- [Work to be completed]:
Copy each line below that contains "this".

- [Records for the task]:
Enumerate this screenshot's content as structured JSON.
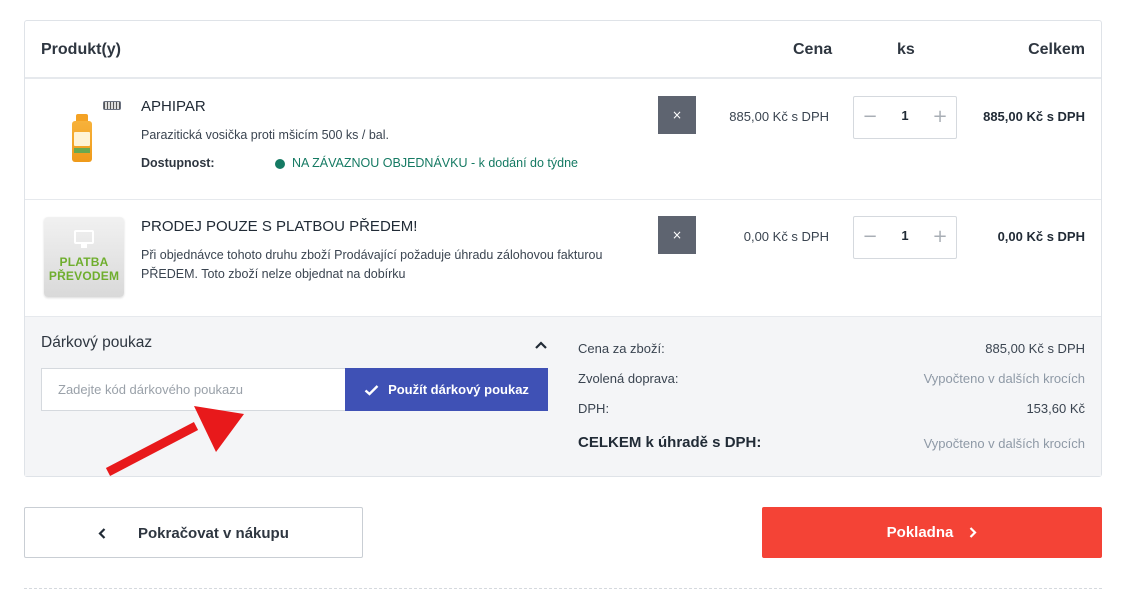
{
  "table": {
    "headers": {
      "product": "Produkt(y)",
      "price": "Cena",
      "qty": "ks",
      "total": "Celkem"
    },
    "items": [
      {
        "name": "APHIPAR",
        "description": "Parazitická vosička proti mšicím 500 ks / bal.",
        "availability_label": "Dostupnost:",
        "availability_text": "NA ZÁVAZNOU OBJEDNÁVKU - k dodání do týdne",
        "availability_color": "#157a63",
        "remove_label": "×",
        "price": "885,00 Kč s DPH",
        "quantity": "1",
        "total": "885,00 Kč s DPH",
        "thumbnail_icon": "bottle-product-icon"
      },
      {
        "name": "PRODEJ POUZE S PLATBOU PŘEDEM!",
        "description": "Při objednávce tohoto druhu zboží Prodávající požaduje úhradu zálohovou fakturou PŘEDEM. Toto zboží nelze objednat na dobírku",
        "thumbnail_text_1": "PLATBA",
        "thumbnail_text_2": "PŘEVODEM",
        "remove_label": "×",
        "price": "0,00 Kč s DPH",
        "quantity": "1",
        "total": "0,00 Kč s DPH",
        "thumbnail_icon": "monitor-icon"
      }
    ],
    "qty_minus": "−",
    "qty_plus": "+"
  },
  "gift": {
    "title": "Dárkový poukaz",
    "input_placeholder": "Zadejte kód dárkového poukazu",
    "apply_label": "Použít dárkový poukaz",
    "accent_color": "#3f51b5"
  },
  "summary": {
    "goods_label": "Cena za zboží:",
    "goods_value": "885,00 Kč s DPH",
    "shipping_label": "Zvolená doprava:",
    "shipping_value": "Vypočteno v dalších krocích",
    "vat_label": "DPH:",
    "vat_value": "153,60 Kč",
    "total_label": "CELKEM k úhradě s DPH:",
    "total_value": "Vypočteno v dalších krocích"
  },
  "actions": {
    "continue_label": "Pokračovat v nákupu",
    "checkout_label": "Pokladna",
    "checkout_color": "#f44336"
  },
  "annotation": {
    "arrow_color": "#e8191b"
  }
}
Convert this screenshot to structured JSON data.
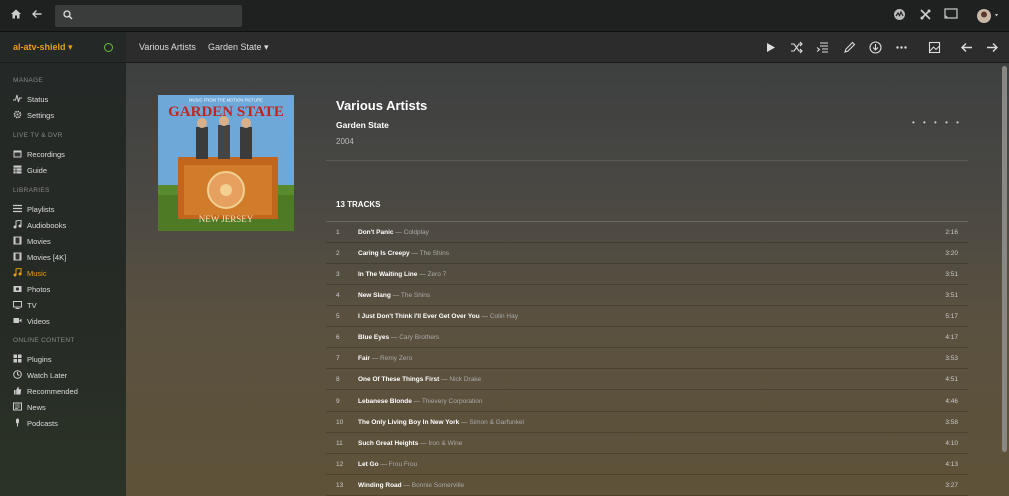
{
  "topbar": {
    "search": {
      "placeholder": ""
    }
  },
  "sidebar": {
    "server_name": "al-atv-shield ▾",
    "sections": [
      {
        "title": "MANAGE",
        "items": [
          {
            "label": "Status",
            "icon": "pulse-icon"
          },
          {
            "label": "Settings",
            "icon": "gear-icon"
          }
        ]
      },
      {
        "title": "LIVE TV & DVR",
        "items": [
          {
            "label": "Recordings",
            "icon": "calendar-icon"
          },
          {
            "label": "Guide",
            "icon": "grid-icon"
          }
        ]
      },
      {
        "title": "LIBRARIES",
        "items": [
          {
            "label": "Playlists",
            "icon": "list-icon"
          },
          {
            "label": "Audiobooks",
            "icon": "music-note-icon"
          },
          {
            "label": "Movies",
            "icon": "film-icon"
          },
          {
            "label": "Movies [4K]",
            "icon": "film-icon"
          },
          {
            "label": "Music",
            "icon": "music-note-icon",
            "active": true
          },
          {
            "label": "Photos",
            "icon": "camera-icon"
          },
          {
            "label": "TV",
            "icon": "tv-icon"
          },
          {
            "label": "Videos",
            "icon": "video-icon"
          }
        ]
      },
      {
        "title": "ONLINE CONTENT",
        "items": [
          {
            "label": "Plugins",
            "icon": "puzzle-icon"
          },
          {
            "label": "Watch Later",
            "icon": "clock-icon"
          },
          {
            "label": "Recommended",
            "icon": "thumbs-up-icon"
          },
          {
            "label": "News",
            "icon": "newspaper-icon"
          },
          {
            "label": "Podcasts",
            "icon": "microphone-icon"
          }
        ]
      }
    ]
  },
  "breadcrumb": {
    "artist": "Various Artists",
    "album": "Garden State ▾"
  },
  "album": {
    "artist": "Various Artists",
    "title": "Garden State",
    "year": "2004",
    "more": "• • • • •",
    "cover_caption": "MUSIC FROM THE MOTION PICTURE",
    "cover_title": "GARDEN STATE",
    "cover_bottom": "NEW JERSEY"
  },
  "tracks_heading": "13 TRACKS",
  "tracks": [
    {
      "num": "1",
      "title": "Don't Panic",
      "artist": "Coldplay",
      "duration": "2:16"
    },
    {
      "num": "2",
      "title": "Caring Is Creepy",
      "artist": "The Shins",
      "duration": "3:20"
    },
    {
      "num": "3",
      "title": "In The Waiting Line",
      "artist": "Zero 7",
      "duration": "3:51"
    },
    {
      "num": "4",
      "title": "New Slang",
      "artist": "The Shins",
      "duration": "3:51"
    },
    {
      "num": "5",
      "title": "I Just Don't Think I'll Ever Get Over You",
      "artist": "Colin Hay",
      "duration": "5:17"
    },
    {
      "num": "6",
      "title": "Blue Eyes",
      "artist": "Cary Brothers",
      "duration": "4:17"
    },
    {
      "num": "7",
      "title": "Fair",
      "artist": "Remy Zero",
      "duration": "3:53"
    },
    {
      "num": "8",
      "title": "One Of These Things First",
      "artist": "Nick Drake",
      "duration": "4:51"
    },
    {
      "num": "9",
      "title": "Lebanese Blonde",
      "artist": "Thievery Corporation",
      "duration": "4:46"
    },
    {
      "num": "10",
      "title": "The Only Living Boy In New York",
      "artist": "Simon & Garfunkel",
      "duration": "3:58"
    },
    {
      "num": "11",
      "title": "Such Great Heights",
      "artist": "Iron & Wine",
      "duration": "4:10"
    },
    {
      "num": "12",
      "title": "Let Go",
      "artist": "Frou Frou",
      "duration": "4:13"
    },
    {
      "num": "13",
      "title": "Winding Road",
      "artist": "Bonnie Somerville",
      "duration": "3:27"
    }
  ],
  "colors": {
    "accent": "#e5a00d",
    "status_ok": "#6bbf3a"
  }
}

- [Response below]:
Enumerate this screenshot's content as structured JSON.
Convert this screenshot to structured JSON data.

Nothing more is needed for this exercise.